Since chip manufacturing is incredibly expensive, the silicon design
industry as a whole is incredibly conservative and resistant to adopting
new tools and highly innovative design methodologies. Because the industry
is so resistant to innovation on the tooling front, capable young talent
that could make an impact in this industry often find careers in alternative
industries.
To address this problem, we're creating a platform that makes it a joy
to learn how to do custom hardware design. Joy Of Hardware. We're targetting
high-schoolers and young college students who have not yet been biased into
the current mindest on how to design chips.
Our platform will teach chip design using innovative tools and approaches
including Bluespec(allowing us to build IPs that "just work" when
snapped together with various compiler enforced guarantees), Haskell for
formal modeling, Yosys, and NextPNR(for hassle free syntehsis and place and
routing), and our own custom IDE with a built-in waveform veiwer.
# ReplIt, but for Hardware
Essentially, we're trying to make ReplIt, but for hardware. A user logs into
app.joyofhardware.com and is greeted by an IDE containing a code editor,
terminal, and, file browser pane. The user must create a `shell.nix`
and `default.nix` so that they can have reproducible builds. They
might for example work on an FPGA deisgn in Bluespec targetting
the Lattice ECP5. Below is a link to an example `shell.nix` and
`default.nix` that a user might write for their design.
<!-- Add link to `default.nix` from https://git.joyofhardware.com/Tutorials/bluespec-joh-template-->
The IDE drops the user into a nix shell session. If the user wants their
work to be persistent, they must commit their work to `git.joyofhardware.com`.
Once they've commited, they can visit their repo on git.joyofhardware.com
and click, "Open In JoyofHardware", which would take them to app.joyofhardware.com,
start their IDE, and open their git repo. The terminal in the IDE would drop them into
the shell with packages available specified by `shell.nix`.
Right now, everything is hosted with co-location with very capable and powerful
infrastructure. More on this in [Architecture.md](./Architecture.md).
# Programming Hardware
The user can purchase their own FPGA hardware and program it through their browser.
We have proted OpenFPGALoader to work in the browser via webUSB which means that
it is possible to program FPGAs such as the Lattice ECP5 based ULX3S.
We may at some pont in time start manufacturing ULX3S boards at scale should user
demand grow.
# Tutorials
We will have tutorials that assume users have little to no knowledge on digital design.

Data:
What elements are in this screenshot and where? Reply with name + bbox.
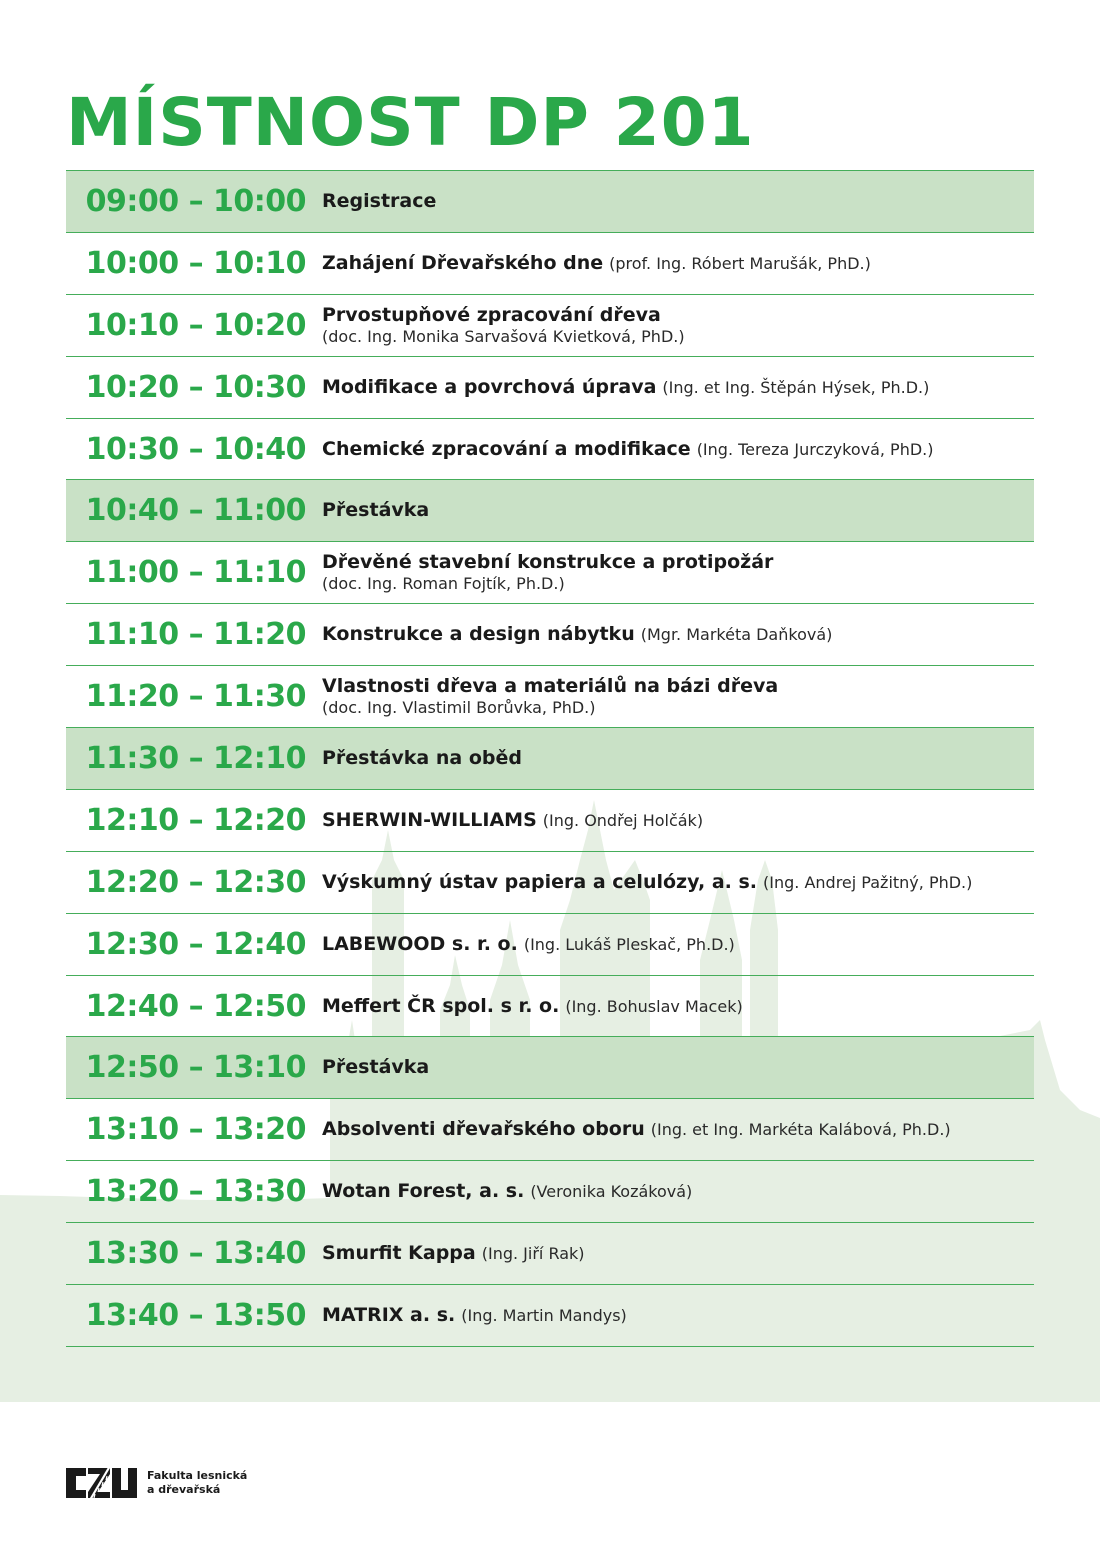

Task 1:
In the passage on the Joy Of Hardware platform, which panes does the IDE greet a user with?
Task 2:
Can you carry on the passage about the Joy Of Hardware platform from its last sentence?
The data come from a separate source.

Written answer 1:
A code editor, a terminal, and a file browser pane.

Written answer 2:
Our aim is to give the user all the knowledge to eventually be able to design implement
a CPU on an FPGA that is capable of running the Linux kernel.
# Hardware Centric But Not Exclusive
This platform is hardware/FPGA first, but it doesn't mean that a user couldn't also simply
use JoyOfHardware for learning how to write standard software. The FPGA-first components of
the JoyOfHardware experience mainly stem from the fact that our online IDE has an integrated
waveform viewer as well as the ability to program FPGA from the browser.
# Low Cost
Becasue we make use of co-location, our monthly hosting costs are an order of magnitude
lower than they would be in AWS or GCP. As such, we can charge a fraction of the price charged
by other platforms such as ReplIt.
# Loading Times
The platform must feel snappy at all times! Every possible interaction should
always happen in a 10th of a second including page loads. Right now, it takes up
to 30s to load a GitHub codespace, and up to 15s to start a ReplIt session! This
is insane!!! We're writing our frontend in Elm and backend in Rust. Frontend IDE page
loads must be measured in KB. The average page load should never be more than 500KB.
In rare cases, I might make an exception for the maximum page load to be capped at
1MB.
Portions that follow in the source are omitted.